Type out every line below exactly as it reads.

Data entries.

--------------------------------

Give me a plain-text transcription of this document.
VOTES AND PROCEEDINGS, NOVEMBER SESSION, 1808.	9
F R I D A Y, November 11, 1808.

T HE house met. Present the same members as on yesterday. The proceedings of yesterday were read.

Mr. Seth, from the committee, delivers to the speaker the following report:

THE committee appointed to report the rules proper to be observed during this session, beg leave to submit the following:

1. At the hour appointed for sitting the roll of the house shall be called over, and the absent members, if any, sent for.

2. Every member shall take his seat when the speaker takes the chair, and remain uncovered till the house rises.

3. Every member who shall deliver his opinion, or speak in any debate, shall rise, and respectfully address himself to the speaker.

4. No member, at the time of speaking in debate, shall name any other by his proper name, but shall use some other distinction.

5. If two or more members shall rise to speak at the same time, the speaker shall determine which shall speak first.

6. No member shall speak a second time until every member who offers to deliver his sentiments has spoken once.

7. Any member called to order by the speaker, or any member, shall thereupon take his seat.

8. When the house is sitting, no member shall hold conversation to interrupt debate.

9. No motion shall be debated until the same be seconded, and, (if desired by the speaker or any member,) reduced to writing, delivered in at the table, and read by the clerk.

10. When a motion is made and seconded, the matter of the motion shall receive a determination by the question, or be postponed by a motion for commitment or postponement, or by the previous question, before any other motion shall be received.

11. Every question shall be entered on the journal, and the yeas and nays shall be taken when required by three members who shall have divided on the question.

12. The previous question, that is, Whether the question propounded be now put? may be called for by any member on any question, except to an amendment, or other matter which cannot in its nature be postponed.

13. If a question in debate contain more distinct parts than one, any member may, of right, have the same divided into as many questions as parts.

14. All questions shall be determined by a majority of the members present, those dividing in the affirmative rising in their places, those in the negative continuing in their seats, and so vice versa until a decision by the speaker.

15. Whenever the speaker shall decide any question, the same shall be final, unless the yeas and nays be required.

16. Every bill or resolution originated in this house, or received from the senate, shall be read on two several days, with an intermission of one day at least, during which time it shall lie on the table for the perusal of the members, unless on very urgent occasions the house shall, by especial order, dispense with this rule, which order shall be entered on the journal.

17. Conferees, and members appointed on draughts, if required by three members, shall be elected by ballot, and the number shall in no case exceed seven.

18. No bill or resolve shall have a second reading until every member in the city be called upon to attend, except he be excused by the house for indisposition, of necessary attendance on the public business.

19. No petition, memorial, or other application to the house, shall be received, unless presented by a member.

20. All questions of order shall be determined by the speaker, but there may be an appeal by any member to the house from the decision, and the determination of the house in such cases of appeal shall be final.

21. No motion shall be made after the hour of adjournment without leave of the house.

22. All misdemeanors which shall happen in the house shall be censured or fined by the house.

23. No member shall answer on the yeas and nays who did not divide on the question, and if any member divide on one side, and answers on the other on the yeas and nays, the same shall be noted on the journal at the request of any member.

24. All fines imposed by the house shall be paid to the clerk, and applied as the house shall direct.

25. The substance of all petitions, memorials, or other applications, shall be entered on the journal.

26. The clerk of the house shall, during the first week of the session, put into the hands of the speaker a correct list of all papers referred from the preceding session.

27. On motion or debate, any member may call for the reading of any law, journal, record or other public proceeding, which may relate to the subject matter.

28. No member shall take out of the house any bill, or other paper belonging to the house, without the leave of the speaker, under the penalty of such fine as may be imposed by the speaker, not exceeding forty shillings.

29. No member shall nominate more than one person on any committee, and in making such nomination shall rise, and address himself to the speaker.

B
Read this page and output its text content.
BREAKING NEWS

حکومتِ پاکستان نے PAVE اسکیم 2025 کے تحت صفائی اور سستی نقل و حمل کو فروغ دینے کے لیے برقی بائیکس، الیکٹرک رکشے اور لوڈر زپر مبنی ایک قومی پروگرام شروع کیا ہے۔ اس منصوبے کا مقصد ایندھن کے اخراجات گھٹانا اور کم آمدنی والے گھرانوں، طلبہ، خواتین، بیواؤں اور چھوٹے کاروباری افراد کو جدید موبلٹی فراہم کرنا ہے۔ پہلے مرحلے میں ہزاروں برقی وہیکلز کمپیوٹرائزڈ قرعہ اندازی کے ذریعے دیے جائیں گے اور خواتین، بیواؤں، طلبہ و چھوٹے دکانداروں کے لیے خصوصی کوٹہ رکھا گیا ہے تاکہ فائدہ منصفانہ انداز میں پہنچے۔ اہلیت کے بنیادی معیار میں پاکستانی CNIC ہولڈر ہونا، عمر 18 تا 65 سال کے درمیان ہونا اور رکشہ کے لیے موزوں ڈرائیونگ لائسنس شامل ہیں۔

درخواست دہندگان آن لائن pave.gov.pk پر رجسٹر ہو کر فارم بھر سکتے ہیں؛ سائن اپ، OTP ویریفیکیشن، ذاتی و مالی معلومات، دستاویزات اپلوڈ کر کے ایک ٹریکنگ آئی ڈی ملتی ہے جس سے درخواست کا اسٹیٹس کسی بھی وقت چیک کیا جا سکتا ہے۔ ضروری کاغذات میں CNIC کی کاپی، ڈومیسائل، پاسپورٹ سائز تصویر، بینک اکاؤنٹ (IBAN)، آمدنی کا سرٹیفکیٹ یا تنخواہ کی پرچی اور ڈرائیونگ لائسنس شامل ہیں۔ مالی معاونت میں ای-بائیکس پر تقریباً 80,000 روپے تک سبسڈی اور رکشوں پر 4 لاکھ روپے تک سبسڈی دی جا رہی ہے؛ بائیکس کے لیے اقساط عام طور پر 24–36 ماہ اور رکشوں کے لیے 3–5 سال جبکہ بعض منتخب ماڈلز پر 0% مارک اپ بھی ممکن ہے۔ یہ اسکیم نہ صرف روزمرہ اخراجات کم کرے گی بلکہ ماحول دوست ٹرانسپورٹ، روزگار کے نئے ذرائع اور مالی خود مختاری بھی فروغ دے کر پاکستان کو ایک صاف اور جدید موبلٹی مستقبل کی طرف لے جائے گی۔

--------------------------------

RESPONSE TO THIS EXERCISE.
Give me a plain-text transcription of this document.
VOTES AND PROCEEDINGS, NOVEMBER SESSION, 1808.	9
F R I D A Y, November 11, 1808.

T HE house met. Present the same members as on yesterday. The proceedings of yesterday were read.

Mr. Seth, from the committee, delivers to the speaker the following report:

THE committee appointed to report the rules proper to be observed during this session, beg leave to submit the following:

1. At the hour appointed for sitting the roll of the house shall be called over, and the absent members, if any, sent for.

2. Every member shall take his seat when the speaker takes the chair, and remain uncovered till the house rises.

3. Every member who shall deliver his opinion, or speak in any debate, shall rise, and respectfully address himself to the speaker.

4. No member, at the time of speaking in debate, shall name any other by his proper name, but shall use some other distinction.

5. If two or more members shall rise to speak at the same time, the speaker shall determine which shall speak first.

6. No member shall speak a second time until every member who offers to deliver his sentiments has spoken once.

7. Any member called to order by the speaker, or any member, shall thereupon take his seat.

8. When the house is sitting, no member shall hold conversation to interrupt debate.

9. No motion shall be debated until the same be seconded, and, (if desired by the speaker or any member,) reduced to writing, delivered in at the table, and read by the clerk.

10. When a motion is made and seconded, the matter of the motion shall receive a determination by the question, or be postponed by a motion for commitment or postponement, or by the previous question, before any other motion shall be received.

11. Every question shall be entered on the journal, and the yeas and nays shall be taken when required by three members who shall have divided on the question.

12. The previous question, that is, Whether the question propounded be now put? may be called for by any member on any question, except to an amendment, or other matter which cannot in its nature be postponed.

13. If a question in debate contain more distinct parts than one, any member may, of right, have the same divided into as many questions as parts.

14. All questions shall be determined by a majority of the members present, those dividing in the affirmative rising in their places, those in the negative continuing in their seats, and so vice versa until a decision by the speaker.

15. Whenever the speaker shall decide any question, the same shall be final, unless the yeas and nays be required.

16. Every bill or resolution originated in this house, or received from the senate, shall be read on two several days, with an intermission of one day at least, during which time it shall lie on the table for the perusal of the members, unless on very urgent occasions the house shall, by especial order, dispense with this rule, which order shall be entered on the journal.

17. Conferees, and members appointed on draughts, if required by three members, shall be elected by ballot, and the number shall in no case exceed seven.

18. No bill or resolve shall have a second reading until every member in the city be called upon to attend, except he be excused by the house for indisposition, of necessary attendance on the public business.

19. No petition, memorial, or other application to the house, shall be received, unless presented by a member.

20. All questions of order shall be determined by the speaker, but there may be an appeal by any member to the house from the decision, and the determination of the house in such cases of appeal shall be final.

21. No motion shall be made after the hour of adjournment without leave of the house.

22. All misdemeanors which shall happen in the house shall be censured or fined by the house.

23. No member shall answer on the yeas and nays who did not divide on the question, and if any member divide on one side, and answers on the other on the yeas and nays, the same shall be noted on the journal at the request of any member.

24. All fines imposed by the house shall be paid to the clerk, and applied as the house shall direct.

25. The substance of all petitions, memorials, or other applications, shall be entered on the journal.

26. The clerk of the house shall, during the first week of the session, put into the hands of the speaker a correct list of all papers referred from the preceding session.

27. On motion or debate, any member may call for the reading of any law, journal, record or other public proceeding, which may relate to the subject matter.

28. No member shall take out of the house any bill, or other paper belonging to the house, without the leave of the speaker, under the penalty of such fine as may be imposed by the speaker, not exceeding forty shillings.

29. No member shall nominate more than one person on any committee, and in making such nomination shall rise, and address himself to the speaker.

B
Read this page and output its text content.
BREAKING NEWS

حکومتِ پاکستان نے PAVE اسکیم 2025 کے تحت صفائی اور سستی نقل و حمل کو فروغ دینے کے لیے برقی بائیکس، الیکٹرک رکشے اور لوڈر زپر مبنی ایک قومی پروگرام شروع کیا ہے۔ اس منصوبے کا مقصد ایندھن کے اخراجات گھٹانا اور کم آمدنی والے گھرانوں، طلبہ، خواتین، بیواؤں اور چھوٹے کاروباری افراد کو جدید موبلٹی فراہم کرنا ہے۔ پہلے مرحلے میں ہزاروں برقی وہیکلز کمپیوٹرائزڈ قرعہ اندازی کے ذریعے دیے جائیں گے اور خواتین، بیواؤں، طلبہ و چھوٹے دکانداروں کے لیے خصوصی کوٹہ رکھا گیا ہے تاکہ فائدہ منصفانہ انداز میں پہنچے۔ اہلیت کے بنیادی معیار میں پاکستانی CNIC ہولڈر ہونا، عمر 18 تا 65 سال کے درمیان ہونا اور رکشہ کے لیے موزوں ڈرائیونگ لائسنس شامل ہیں۔

درخواست دہندگان آن لائن pave.gov.pk پر رجسٹر ہو کر فارم بھر سکتے ہیں؛ سائن اپ، OTP ویریفیکیشن، ذاتی و مالی معلومات، دستاویزات اپلوڈ کر کے ایک ٹریکنگ آئی ڈی ملتی ہے جس سے درخواست کا اسٹیٹس کسی بھی وقت چیک کیا جا سکتا ہے۔ ضروری کاغذات میں CNIC کی کاپی، ڈومیسائل، پاسپورٹ سائز تصویر، بینک اکاؤنٹ (IBAN)، آمدنی کا سرٹیفکیٹ یا تنخواہ کی پرچی اور ڈرائیونگ لائسنس شامل ہیں۔ مالی معاونت میں ای-بائیکس پر تقریباً 80,000 روپے تک سبسڈی اور رکشوں پر 4 لاکھ روپے تک سبسڈی دی جا رہی ہے؛ بائیکس کے لیے اقساط عام طور پر 24–36 ماہ اور رکشوں کے لیے 3–5 سال جبکہ بعض منتخب ماڈلز پر 0% مارک اپ بھی ممکن ہے۔ یہ اسکیم نہ صرف روزمرہ اخراجات کم کرے گی بلکہ ماحول دوست ٹرانسپورٹ، روزگار کے نئے ذرائع اور مالی خود مختاری بھی فروغ دے کر پاکستان کو ایک صاف اور جدید موبلٹی مستقبل کی طرف لے جائے گی۔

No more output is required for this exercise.